Exercise task:
From the entries below, count the lines with "colors". Write only the count.

Given information:
----------------------------------------

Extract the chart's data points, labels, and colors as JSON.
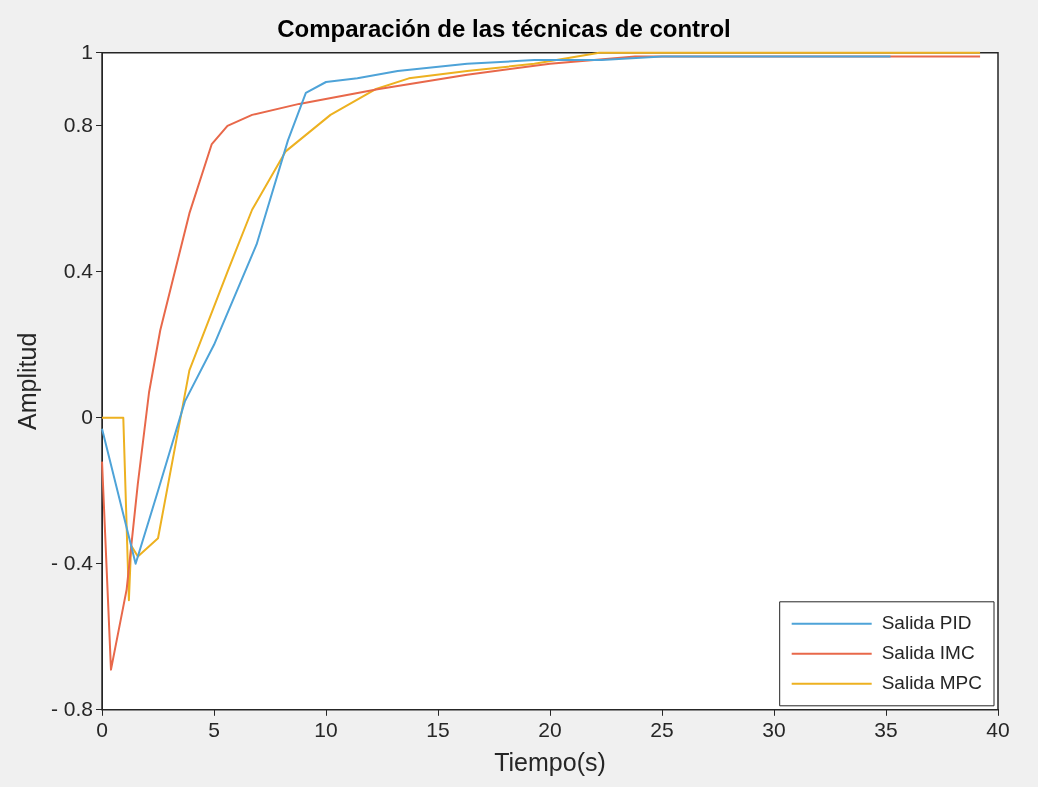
{
  "chart_data": {
    "type": "line",
    "title": "Comparación de las técnicas de control",
    "xlabel": "Tiempo(s)",
    "ylabel": "Amplitud",
    "xlim": [
      0,
      40
    ],
    "xticks": [
      0,
      5,
      10,
      15,
      20,
      25,
      30,
      35,
      40
    ],
    "ylim": [
      -0.8,
      1
    ],
    "yticks": [
      1,
      0.8,
      0.4,
      0,
      {
        "value": -0.4,
        "label": "- 0.4"
      },
      {
        "value": -0.8,
        "label": "- 0.8"
      }
    ],
    "grid": false,
    "legend": "bottom right",
    "marker": "none",
    "line_style": "solid",
    "series": [
      {
        "name": "Salida PID",
        "color": "#4ea3d8",
        "x": [
          0,
          1.5,
          2.5,
          3.7,
          5,
          6.9,
          8.3,
          9.1,
          10,
          11.4,
          13.2,
          16.3,
          19.3,
          22.3,
          25,
          27.3,
          35.2
        ],
        "values": [
          -0.03,
          -0.4,
          -0.2,
          0.045,
          0.2,
          0.475,
          0.76,
          0.89,
          0.92,
          0.93,
          0.95,
          0.97,
          0.98,
          0.98,
          0.99,
          0.99,
          0.99
        ]
      },
      {
        "name": "Salida IMC",
        "color": "#e8684a",
        "x": [
          0,
          0.4,
          1.1,
          1.6,
          2.1,
          2.6,
          3.9,
          4.9,
          5.6,
          6.7,
          8.8,
          12.3,
          16.3,
          20,
          23.8,
          25,
          39.2
        ],
        "values": [
          -0.12,
          -0.69,
          -0.47,
          -0.18,
          0.07,
          0.24,
          0.56,
          0.75,
          0.8,
          0.83,
          0.86,
          0.9,
          0.94,
          0.97,
          0.99,
          0.99,
          0.99
        ]
      },
      {
        "name": "Salida MPC",
        "color": "#edb120",
        "x": [
          0,
          0.95,
          1.2,
          1.3,
          1.6,
          2.5,
          3.9,
          5.6,
          6.7,
          8.2,
          10.2,
          12.2,
          13.7,
          16.3,
          19.3,
          22.2,
          39.2
        ],
        "values": [
          0,
          0,
          -0.5,
          -0.35,
          -0.38,
          -0.33,
          0.13,
          0.4,
          0.57,
          0.73,
          0.83,
          0.9,
          0.93,
          0.95,
          0.97,
          1,
          1
        ]
      }
    ]
  }
}
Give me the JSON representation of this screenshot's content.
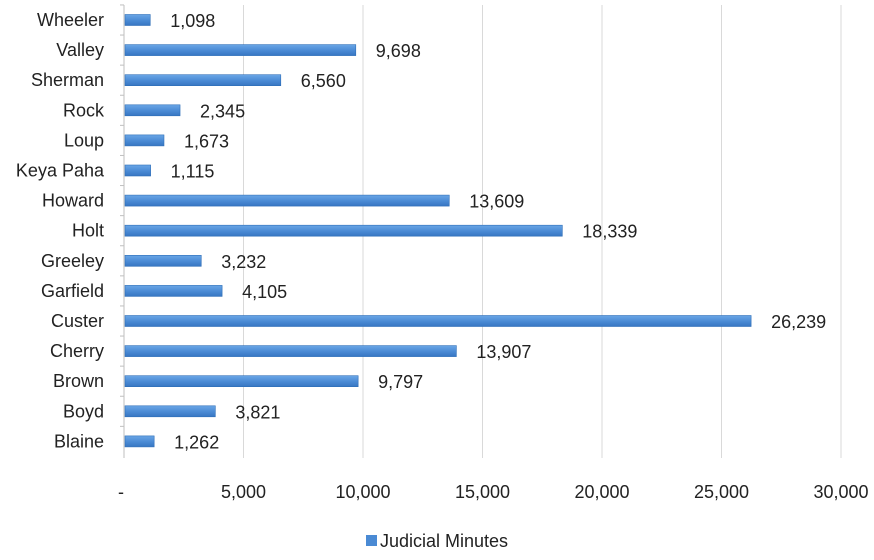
{
  "chart_data": {
    "type": "bar",
    "orientation": "horizontal",
    "categories": [
      "Wheeler",
      "Valley",
      "Sherman",
      "Rock",
      "Loup",
      "Keya Paha",
      "Howard",
      "Holt",
      "Greeley",
      "Garfield",
      "Custer",
      "Cherry",
      "Brown",
      "Boyd",
      "Blaine"
    ],
    "series": [
      {
        "name": "Judicial Minutes",
        "values": [
          1098,
          9698,
          6560,
          2345,
          1673,
          1115,
          13609,
          18339,
          3232,
          4105,
          26239,
          13907,
          9797,
          3821,
          1262
        ],
        "labels": [
          "1,098",
          "9,698",
          "6,560",
          "2,345",
          "1,673",
          "1,115",
          "13,609",
          "18,339",
          "3,232",
          "4,105",
          "26,239",
          "13,907",
          "9,797",
          "3,821",
          "1,262"
        ]
      }
    ],
    "xlim": [
      0,
      30000
    ],
    "x_ticks": [
      0,
      5000,
      10000,
      15000,
      20000,
      25000,
      30000
    ],
    "x_tick_labels": [
      "-",
      "5,000",
      "10,000",
      "15,000",
      "20,000",
      "25,000",
      "30,000"
    ],
    "grid": "vertical",
    "legend": "bottom-center",
    "title": "",
    "xlabel": "",
    "ylabel": "",
    "colors": {
      "bar": "#4a8ad4",
      "bar_edge": "#2f6fb8",
      "grid": "#d9d9d9",
      "text": "#222222"
    }
  },
  "legend": {
    "label": "Judicial Minutes"
  }
}
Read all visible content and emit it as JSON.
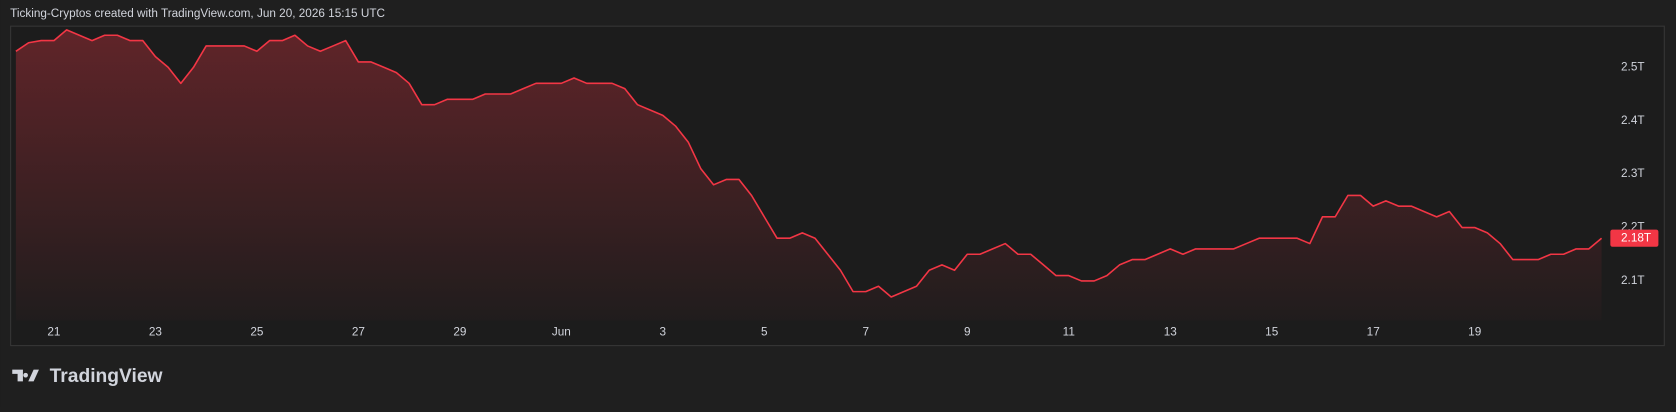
{
  "header": {
    "text": "Ticking-Cryptos created with TradingView.com, Jun 20, 2026 15:15 UTC"
  },
  "brand": {
    "text": "TradingView"
  },
  "chart_data": {
    "type": "area",
    "categories": [
      null,
      null,
      null,
      "21",
      null,
      null,
      null,
      null,
      null,
      null,
      null,
      "23",
      null,
      null,
      null,
      null,
      null,
      null,
      null,
      "25",
      null,
      null,
      null,
      null,
      null,
      null,
      null,
      "27",
      null,
      null,
      null,
      null,
      null,
      null,
      null,
      "29",
      null,
      null,
      null,
      null,
      null,
      null,
      null,
      "Jun",
      null,
      null,
      null,
      null,
      null,
      null,
      null,
      "3",
      null,
      null,
      null,
      null,
      null,
      null,
      null,
      "5",
      null,
      null,
      null,
      null,
      null,
      null,
      null,
      "7",
      null,
      null,
      null,
      null,
      null,
      null,
      null,
      "9",
      null,
      null,
      null,
      null,
      null,
      null,
      null,
      "11",
      null,
      null,
      null,
      null,
      null,
      null,
      null,
      "13",
      null,
      null,
      null,
      null,
      null,
      null,
      null,
      "15",
      null,
      null,
      null,
      null,
      null,
      null,
      null,
      "17",
      null,
      null,
      null,
      null,
      null,
      null,
      null,
      "19",
      null,
      null,
      null,
      null,
      null,
      null,
      null,
      null,
      null,
      null
    ],
    "series": [
      {
        "color": "#f23645",
        "values": [
          2.53,
          2.546,
          2.55,
          2.55,
          2.57,
          2.56,
          2.55,
          2.56,
          2.56,
          2.55,
          2.55,
          2.52,
          2.5,
          2.47,
          2.5,
          2.54,
          2.54,
          2.54,
          2.54,
          2.53,
          2.55,
          2.55,
          2.56,
          2.54,
          2.53,
          2.54,
          2.55,
          2.51,
          2.51,
          2.5,
          2.49,
          2.47,
          2.43,
          2.43,
          2.44,
          2.44,
          2.44,
          2.45,
          2.45,
          2.45,
          2.46,
          2.47,
          2.47,
          2.47,
          2.48,
          2.47,
          2.47,
          2.47,
          2.46,
          2.43,
          2.42,
          2.41,
          2.39,
          2.36,
          2.31,
          2.28,
          2.29,
          2.29,
          2.26,
          2.22,
          2.18,
          2.18,
          2.19,
          2.18,
          2.15,
          2.12,
          2.08,
          2.08,
          2.09,
          2.07,
          2.08,
          2.09,
          2.12,
          2.13,
          2.12,
          2.15,
          2.15,
          2.16,
          2.17,
          2.15,
          2.15,
          2.13,
          2.11,
          2.11,
          2.1,
          2.1,
          2.11,
          2.13,
          2.14,
          2.14,
          2.15,
          2.16,
          2.15,
          2.16,
          2.16,
          2.16,
          2.16,
          2.17,
          2.18,
          2.18,
          2.18,
          2.18,
          2.17,
          2.22,
          2.22,
          2.26,
          2.26,
          2.24,
          2.25,
          2.24,
          2.24,
          2.23,
          2.22,
          2.23,
          2.2,
          2.2,
          2.19,
          2.17,
          2.14,
          2.14,
          2.14,
          2.15,
          2.15,
          2.16,
          2.16,
          2.18
        ],
        "value_labels": [
          null,
          null,
          null,
          null,
          null,
          null,
          null,
          null,
          null,
          null,
          null,
          null,
          null,
          null,
          null,
          null,
          null,
          null,
          null,
          null,
          null,
          null,
          null,
          null,
          null,
          null,
          null,
          null,
          null,
          null,
          null,
          null,
          null,
          null,
          null,
          null,
          null,
          null,
          null,
          null,
          null,
          null,
          null,
          null,
          null,
          null,
          null,
          null,
          null,
          null,
          null,
          null,
          null,
          null,
          null,
          null,
          null,
          null,
          null,
          null,
          null,
          null,
          null,
          null,
          null,
          null,
          null,
          null,
          null,
          null,
          null,
          null,
          null,
          null,
          null,
          null,
          null,
          null,
          null,
          null,
          null,
          null,
          null,
          null,
          null,
          null,
          null,
          null,
          null,
          null,
          null,
          null,
          null,
          null,
          null,
          null,
          null,
          null,
          null,
          null,
          null,
          null,
          null,
          null,
          null,
          null,
          null,
          null,
          null,
          null,
          null,
          null,
          null,
          null,
          null,
          null,
          null,
          null,
          null,
          null,
          null,
          null,
          null,
          null,
          null,
          "2.18T"
        ]
      }
    ],
    "ylim": [
      2.026,
      2.576
    ],
    "yticks": [
      {
        "value": 2.1,
        "label": "2.1T"
      },
      {
        "value": 2.2,
        "label": "2.2T"
      },
      {
        "value": 2.3,
        "label": "2.3T"
      },
      {
        "value": 2.4,
        "label": "2.4T"
      },
      {
        "value": 2.5,
        "label": "2.5T"
      }
    ],
    "grid": false
  }
}
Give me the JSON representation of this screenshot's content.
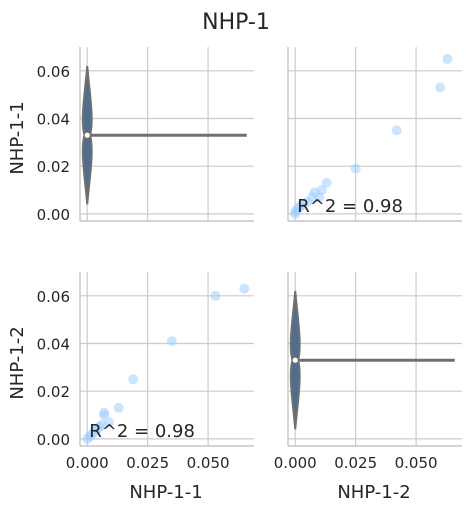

----------------------------------------

Completed exercise:
2